┌─ LISTING
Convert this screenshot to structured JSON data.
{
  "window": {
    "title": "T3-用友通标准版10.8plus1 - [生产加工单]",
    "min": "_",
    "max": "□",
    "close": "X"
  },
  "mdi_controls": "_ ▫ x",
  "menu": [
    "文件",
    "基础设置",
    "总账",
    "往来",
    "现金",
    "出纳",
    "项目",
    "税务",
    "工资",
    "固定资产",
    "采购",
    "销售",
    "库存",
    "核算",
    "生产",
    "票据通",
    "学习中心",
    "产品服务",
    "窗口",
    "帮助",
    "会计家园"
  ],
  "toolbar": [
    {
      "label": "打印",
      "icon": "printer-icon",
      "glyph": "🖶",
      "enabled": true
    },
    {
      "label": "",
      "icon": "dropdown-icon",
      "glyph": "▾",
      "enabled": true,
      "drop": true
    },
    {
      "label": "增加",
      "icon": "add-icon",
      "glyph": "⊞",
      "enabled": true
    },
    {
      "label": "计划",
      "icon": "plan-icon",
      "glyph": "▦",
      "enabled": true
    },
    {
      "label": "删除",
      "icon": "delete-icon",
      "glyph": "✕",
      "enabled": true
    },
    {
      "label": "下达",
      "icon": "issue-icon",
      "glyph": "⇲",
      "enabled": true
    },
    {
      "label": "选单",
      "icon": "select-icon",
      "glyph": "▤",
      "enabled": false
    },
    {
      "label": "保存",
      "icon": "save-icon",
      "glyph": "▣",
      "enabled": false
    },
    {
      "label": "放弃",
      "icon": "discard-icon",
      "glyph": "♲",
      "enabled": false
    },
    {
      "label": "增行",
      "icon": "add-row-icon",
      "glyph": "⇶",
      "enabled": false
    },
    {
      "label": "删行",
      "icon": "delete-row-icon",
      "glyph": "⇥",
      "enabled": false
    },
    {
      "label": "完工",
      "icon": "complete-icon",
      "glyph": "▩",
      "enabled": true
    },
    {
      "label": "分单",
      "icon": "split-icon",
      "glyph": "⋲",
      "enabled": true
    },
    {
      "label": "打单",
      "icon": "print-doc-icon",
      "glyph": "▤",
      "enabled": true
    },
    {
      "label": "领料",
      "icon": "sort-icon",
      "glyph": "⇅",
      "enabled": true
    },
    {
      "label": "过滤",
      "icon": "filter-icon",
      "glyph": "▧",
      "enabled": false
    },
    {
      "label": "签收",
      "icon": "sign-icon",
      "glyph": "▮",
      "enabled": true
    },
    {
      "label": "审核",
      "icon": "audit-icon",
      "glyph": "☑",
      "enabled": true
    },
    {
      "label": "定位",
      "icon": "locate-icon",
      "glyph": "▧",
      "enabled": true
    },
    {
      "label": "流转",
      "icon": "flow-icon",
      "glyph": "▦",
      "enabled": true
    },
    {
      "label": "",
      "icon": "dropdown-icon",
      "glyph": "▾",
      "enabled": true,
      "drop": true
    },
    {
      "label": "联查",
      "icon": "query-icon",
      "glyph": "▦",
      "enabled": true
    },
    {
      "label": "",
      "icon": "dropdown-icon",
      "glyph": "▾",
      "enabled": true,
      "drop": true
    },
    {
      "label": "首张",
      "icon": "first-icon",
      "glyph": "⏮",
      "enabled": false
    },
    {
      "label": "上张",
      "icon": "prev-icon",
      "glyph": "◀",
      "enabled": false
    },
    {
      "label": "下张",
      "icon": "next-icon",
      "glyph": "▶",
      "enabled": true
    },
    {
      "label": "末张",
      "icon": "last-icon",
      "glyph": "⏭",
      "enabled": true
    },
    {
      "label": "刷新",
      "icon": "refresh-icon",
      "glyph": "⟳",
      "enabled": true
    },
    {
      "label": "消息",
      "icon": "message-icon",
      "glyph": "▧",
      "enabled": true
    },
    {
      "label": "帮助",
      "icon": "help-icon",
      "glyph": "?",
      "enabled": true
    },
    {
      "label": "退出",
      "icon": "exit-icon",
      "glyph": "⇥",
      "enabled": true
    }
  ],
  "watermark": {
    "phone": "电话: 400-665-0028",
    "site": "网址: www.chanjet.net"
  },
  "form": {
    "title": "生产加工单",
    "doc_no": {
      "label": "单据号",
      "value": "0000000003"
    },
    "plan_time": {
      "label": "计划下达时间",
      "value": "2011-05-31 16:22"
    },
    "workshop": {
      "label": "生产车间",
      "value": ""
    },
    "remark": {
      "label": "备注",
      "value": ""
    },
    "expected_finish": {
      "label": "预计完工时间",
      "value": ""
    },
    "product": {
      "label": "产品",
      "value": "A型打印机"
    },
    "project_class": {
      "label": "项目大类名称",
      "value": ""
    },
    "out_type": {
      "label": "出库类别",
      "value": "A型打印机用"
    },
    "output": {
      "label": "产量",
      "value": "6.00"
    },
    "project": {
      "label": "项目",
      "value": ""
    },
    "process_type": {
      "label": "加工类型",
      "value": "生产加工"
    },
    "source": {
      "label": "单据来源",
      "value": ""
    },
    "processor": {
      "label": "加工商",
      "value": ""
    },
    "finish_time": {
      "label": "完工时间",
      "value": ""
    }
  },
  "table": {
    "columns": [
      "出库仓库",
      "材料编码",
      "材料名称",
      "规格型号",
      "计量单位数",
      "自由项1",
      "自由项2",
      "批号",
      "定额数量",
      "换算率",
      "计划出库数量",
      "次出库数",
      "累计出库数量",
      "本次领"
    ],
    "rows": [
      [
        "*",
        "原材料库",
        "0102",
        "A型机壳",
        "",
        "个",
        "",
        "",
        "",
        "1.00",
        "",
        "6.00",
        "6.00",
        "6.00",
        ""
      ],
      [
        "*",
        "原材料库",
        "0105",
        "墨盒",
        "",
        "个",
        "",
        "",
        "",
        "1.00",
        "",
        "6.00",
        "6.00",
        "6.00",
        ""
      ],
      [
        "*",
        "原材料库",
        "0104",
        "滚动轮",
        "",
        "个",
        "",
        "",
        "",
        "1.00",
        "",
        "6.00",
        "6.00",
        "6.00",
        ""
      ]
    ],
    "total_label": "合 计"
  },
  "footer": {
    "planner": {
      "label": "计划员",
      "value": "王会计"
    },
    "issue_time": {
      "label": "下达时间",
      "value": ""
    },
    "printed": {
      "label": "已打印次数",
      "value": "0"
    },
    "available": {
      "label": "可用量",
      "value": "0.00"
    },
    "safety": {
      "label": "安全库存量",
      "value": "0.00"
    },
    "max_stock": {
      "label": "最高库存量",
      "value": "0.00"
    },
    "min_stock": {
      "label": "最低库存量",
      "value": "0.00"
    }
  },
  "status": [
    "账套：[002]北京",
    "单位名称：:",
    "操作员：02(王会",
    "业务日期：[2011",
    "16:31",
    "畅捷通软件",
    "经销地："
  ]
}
└─
┌─ LISTING
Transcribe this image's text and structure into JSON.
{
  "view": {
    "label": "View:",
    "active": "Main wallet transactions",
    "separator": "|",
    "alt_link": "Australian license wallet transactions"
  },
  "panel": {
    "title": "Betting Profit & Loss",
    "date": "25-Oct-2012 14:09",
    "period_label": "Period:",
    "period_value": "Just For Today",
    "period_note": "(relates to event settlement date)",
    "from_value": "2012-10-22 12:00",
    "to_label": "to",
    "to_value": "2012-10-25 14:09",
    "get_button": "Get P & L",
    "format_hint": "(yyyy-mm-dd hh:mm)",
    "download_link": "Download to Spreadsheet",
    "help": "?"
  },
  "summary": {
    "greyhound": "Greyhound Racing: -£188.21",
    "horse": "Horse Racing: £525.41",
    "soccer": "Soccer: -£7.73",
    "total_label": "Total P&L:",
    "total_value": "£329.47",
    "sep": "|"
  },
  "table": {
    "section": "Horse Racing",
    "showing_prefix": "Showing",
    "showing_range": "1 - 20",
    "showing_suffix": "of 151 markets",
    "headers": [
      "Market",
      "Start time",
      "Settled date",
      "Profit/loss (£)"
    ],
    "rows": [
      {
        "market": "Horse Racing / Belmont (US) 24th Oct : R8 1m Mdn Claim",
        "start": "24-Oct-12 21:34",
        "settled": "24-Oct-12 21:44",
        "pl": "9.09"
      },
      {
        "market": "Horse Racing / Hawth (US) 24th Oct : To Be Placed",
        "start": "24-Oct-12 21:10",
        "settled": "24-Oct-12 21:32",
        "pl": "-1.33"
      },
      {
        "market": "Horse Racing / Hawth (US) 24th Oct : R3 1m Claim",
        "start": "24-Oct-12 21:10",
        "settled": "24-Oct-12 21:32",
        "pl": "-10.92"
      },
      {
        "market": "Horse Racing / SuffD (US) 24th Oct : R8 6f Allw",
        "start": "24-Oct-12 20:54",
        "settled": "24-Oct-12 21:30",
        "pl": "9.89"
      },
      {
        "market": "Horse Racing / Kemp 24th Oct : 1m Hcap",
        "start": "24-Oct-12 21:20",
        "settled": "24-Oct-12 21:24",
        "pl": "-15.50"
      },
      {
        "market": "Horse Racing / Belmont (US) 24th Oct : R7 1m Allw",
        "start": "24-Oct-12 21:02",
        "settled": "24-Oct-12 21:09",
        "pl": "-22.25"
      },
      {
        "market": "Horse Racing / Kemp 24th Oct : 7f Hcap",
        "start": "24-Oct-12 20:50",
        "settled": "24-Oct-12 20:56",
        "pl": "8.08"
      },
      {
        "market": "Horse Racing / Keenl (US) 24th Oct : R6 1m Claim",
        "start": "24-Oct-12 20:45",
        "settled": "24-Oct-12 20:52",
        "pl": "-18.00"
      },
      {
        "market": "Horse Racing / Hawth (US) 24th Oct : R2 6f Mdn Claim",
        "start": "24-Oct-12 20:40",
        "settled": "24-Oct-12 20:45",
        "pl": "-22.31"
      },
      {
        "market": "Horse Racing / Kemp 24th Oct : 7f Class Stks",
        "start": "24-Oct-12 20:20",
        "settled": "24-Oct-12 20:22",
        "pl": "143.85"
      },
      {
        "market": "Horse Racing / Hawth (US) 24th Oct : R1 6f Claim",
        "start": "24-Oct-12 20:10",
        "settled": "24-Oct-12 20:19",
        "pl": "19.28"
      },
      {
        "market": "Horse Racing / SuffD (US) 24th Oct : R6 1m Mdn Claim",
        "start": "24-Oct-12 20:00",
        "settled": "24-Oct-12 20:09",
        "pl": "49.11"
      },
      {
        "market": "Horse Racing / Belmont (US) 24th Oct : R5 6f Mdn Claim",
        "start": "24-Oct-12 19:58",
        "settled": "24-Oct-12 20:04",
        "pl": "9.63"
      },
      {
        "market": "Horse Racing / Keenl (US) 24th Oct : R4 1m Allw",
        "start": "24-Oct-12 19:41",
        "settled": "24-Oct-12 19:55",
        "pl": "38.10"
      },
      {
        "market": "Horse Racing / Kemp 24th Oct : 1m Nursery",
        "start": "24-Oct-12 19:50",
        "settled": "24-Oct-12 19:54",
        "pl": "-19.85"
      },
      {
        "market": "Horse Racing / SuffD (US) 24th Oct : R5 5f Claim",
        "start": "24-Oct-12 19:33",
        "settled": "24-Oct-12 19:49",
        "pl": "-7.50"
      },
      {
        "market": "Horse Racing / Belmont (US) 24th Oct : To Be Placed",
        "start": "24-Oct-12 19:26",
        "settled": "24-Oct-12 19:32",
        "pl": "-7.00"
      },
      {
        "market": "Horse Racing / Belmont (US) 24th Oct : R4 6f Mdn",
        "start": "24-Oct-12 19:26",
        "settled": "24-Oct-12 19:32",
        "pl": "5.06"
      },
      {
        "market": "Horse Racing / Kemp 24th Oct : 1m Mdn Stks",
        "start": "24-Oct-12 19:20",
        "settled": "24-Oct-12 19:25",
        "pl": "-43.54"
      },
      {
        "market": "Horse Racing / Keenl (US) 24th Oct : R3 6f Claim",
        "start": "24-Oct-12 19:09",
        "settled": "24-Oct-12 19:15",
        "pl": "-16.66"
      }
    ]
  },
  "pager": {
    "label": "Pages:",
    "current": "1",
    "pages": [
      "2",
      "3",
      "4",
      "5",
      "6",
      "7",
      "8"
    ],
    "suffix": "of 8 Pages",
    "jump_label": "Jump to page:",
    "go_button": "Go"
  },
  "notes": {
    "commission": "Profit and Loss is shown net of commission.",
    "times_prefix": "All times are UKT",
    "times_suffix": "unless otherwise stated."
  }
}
└─
WORK TO DO |
Count every line of the material above that holds the string "wallet", then state only the total.

WRITTEN ANSWER |
2